» Do this
Your task is to copy the material exactly.

(Raw records)

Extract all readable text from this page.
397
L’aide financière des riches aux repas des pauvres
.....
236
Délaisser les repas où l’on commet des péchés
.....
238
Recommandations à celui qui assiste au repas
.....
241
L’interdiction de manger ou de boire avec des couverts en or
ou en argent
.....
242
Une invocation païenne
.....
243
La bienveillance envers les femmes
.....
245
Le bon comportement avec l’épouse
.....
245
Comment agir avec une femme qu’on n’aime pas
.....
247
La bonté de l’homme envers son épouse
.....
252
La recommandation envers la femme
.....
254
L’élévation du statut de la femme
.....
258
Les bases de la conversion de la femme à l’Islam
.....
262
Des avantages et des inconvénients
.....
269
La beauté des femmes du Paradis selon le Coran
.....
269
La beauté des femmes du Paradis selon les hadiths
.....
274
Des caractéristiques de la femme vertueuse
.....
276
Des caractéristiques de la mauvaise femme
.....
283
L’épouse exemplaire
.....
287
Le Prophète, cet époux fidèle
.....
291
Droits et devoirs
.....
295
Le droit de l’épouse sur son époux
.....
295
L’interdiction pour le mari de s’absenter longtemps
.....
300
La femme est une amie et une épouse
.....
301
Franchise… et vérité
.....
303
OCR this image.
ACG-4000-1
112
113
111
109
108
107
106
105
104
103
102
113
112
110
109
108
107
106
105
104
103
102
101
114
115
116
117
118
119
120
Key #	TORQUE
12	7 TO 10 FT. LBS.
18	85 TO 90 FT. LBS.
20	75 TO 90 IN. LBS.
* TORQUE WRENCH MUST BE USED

» Response to this exercise
Extract all readable text from this page.
397
L’aide financière des riches aux repas des pauvres
.....
236
Délaisser les repas où l’on commet des péchés
.....
238
Recommandations à celui qui assiste au repas
.....
241
L’interdiction de manger ou de boire avec des couverts en or
ou en argent
.....
242
Une invocation païenne
.....
243
La bienveillance envers les femmes
.....
245
Le bon comportement avec l’épouse
.....
245
Comment agir avec une femme qu’on n’aime pas
.....
247
La bonté de l’homme envers son épouse
.....
252
La recommandation envers la femme
.....
254
L’élévation du statut de la femme
.....
258
Les bases de la conversion de la femme à l’Islam
.....
262
Des avantages et des inconvénients
.....
269
La beauté des femmes du Paradis selon le Coran
.....
269
La beauté des femmes du Paradis selon les hadiths
.....
274
Des caractéristiques de la femme vertueuse
.....
276
Des caractéristiques de la mauvaise femme
.....
283
L’épouse exemplaire
.....
287
Le Prophète, cet époux fidèle
.....
291
Droits et devoirs
.....
295
Le droit de l’épouse sur son époux
.....
295
L’interdiction pour le mari de s’absenter longtemps
.....
300
La femme est une amie et une épouse
.....
301
Franchise… et vérité
.....
303
OCR this image.
ACG-4000-1
112
113
111
109
108
107
106
105
104
103
102
113
112
110
109
108
107
106
105
104
103
102
101
114
115
116
117
118
119
120
Key #	TORQUE
12	7 TO 10 FT. LBS.
18	85 TO 90 FT. LBS.
20	75 TO 90 IN. LBS.
* TORQUE WRENCH MUST BE USED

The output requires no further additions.